* [Exercise objective]: Write out the records again, exactly, leaving none out.

* [Data extract]:

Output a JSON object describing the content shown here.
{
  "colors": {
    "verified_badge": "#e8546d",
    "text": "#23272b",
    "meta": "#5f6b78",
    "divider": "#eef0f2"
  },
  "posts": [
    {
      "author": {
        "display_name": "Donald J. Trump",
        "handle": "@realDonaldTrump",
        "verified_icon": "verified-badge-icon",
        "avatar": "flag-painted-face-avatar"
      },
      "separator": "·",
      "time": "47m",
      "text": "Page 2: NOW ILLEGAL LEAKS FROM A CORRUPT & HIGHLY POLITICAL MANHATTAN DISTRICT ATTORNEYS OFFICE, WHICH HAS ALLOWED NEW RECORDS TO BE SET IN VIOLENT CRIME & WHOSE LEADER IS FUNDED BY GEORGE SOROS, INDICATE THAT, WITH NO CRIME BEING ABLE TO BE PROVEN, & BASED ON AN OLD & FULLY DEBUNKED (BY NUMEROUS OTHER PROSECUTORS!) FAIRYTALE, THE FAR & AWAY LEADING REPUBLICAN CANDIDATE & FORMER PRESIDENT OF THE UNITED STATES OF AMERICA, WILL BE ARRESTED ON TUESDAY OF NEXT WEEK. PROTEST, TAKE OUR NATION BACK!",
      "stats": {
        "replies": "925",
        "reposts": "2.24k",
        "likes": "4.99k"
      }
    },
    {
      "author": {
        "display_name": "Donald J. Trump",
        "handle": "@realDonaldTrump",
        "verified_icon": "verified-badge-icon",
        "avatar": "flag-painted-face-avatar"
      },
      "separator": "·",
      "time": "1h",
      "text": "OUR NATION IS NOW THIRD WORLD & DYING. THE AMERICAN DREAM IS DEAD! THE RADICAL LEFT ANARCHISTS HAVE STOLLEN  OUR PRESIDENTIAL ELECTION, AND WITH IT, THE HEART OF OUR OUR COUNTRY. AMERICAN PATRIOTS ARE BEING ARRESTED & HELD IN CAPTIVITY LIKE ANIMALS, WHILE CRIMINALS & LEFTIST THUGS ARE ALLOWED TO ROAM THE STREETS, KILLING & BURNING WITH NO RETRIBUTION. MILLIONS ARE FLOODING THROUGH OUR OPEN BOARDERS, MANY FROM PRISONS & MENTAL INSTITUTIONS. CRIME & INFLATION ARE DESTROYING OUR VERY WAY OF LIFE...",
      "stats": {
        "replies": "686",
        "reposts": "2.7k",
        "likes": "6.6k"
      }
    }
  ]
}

* [Finished task]:
Output a JSON object describing the content shown here.
{
  "colors": {
    "verified_badge": "#e8546d",
    "text": "#23272b",
    "meta": "#5f6b78",
    "divider": "#eef0f2"
  },
  "posts": [
    {
      "author": {
        "display_name": "Donald J. Trump",
        "handle": "@realDonaldTrump",
        "verified_icon": "verified-badge-icon",
        "avatar": "flag-painted-face-avatar"
      },
      "separator": "·",
      "time": "47m",
      "text": "Page 2: NOW ILLEGAL LEAKS FROM A CORRUPT & HIGHLY POLITICAL MANHATTAN DISTRICT ATTORNEYS OFFICE, WHICH HAS ALLOWED NEW RECORDS TO BE SET IN VIOLENT CRIME & WHOSE LEADER IS FUNDED BY GEORGE SOROS, INDICATE THAT, WITH NO CRIME BEING ABLE TO BE PROVEN, & BASED ON AN OLD & FULLY DEBUNKED (BY NUMEROUS OTHER PROSECUTORS!) FAIRYTALE, THE FAR & AWAY LEADING REPUBLICAN CANDIDATE & FORMER PRESIDENT OF THE UNITED STATES OF AMERICA, WILL BE ARRESTED ON TUESDAY OF NEXT WEEK. PROTEST, TAKE OUR NATION BACK!",
      "stats": {
        "replies": "925",
        "reposts": "2.24k",
        "likes": "4.99k"
      }
    },
    {
      "author": {
        "display_name": "Donald J. Trump",
        "handle": "@realDonaldTrump",
        "verified_icon": "verified-badge-icon",
        "avatar": "flag-painted-face-avatar"
      },
      "separator": "·",
      "time": "1h",
      "text": "OUR NATION IS NOW THIRD WORLD & DYING. THE AMERICAN DREAM IS DEAD! THE RADICAL LEFT ANARCHISTS HAVE STOLLEN  OUR PRESIDENTIAL ELECTION, AND WITH IT, THE HEART OF OUR OUR COUNTRY. AMERICAN PATRIOTS ARE BEING ARRESTED & HELD IN CAPTIVITY LIKE ANIMALS, WHILE CRIMINALS & LEFTIST THUGS ARE ALLOWED TO ROAM THE STREETS, KILLING & BURNING WITH NO RETRIBUTION. MILLIONS ARE FLOODING THROUGH OUR OPEN BOARDERS, MANY FROM PRISONS & MENTAL INSTITUTIONS. CRIME & INFLATION ARE DESTROYING OUR VERY WAY OF LIFE...",
      "stats": {
        "replies": "686",
        "reposts": "2.7k",
        "likes": "6.6k"
      }
    }
  ]
}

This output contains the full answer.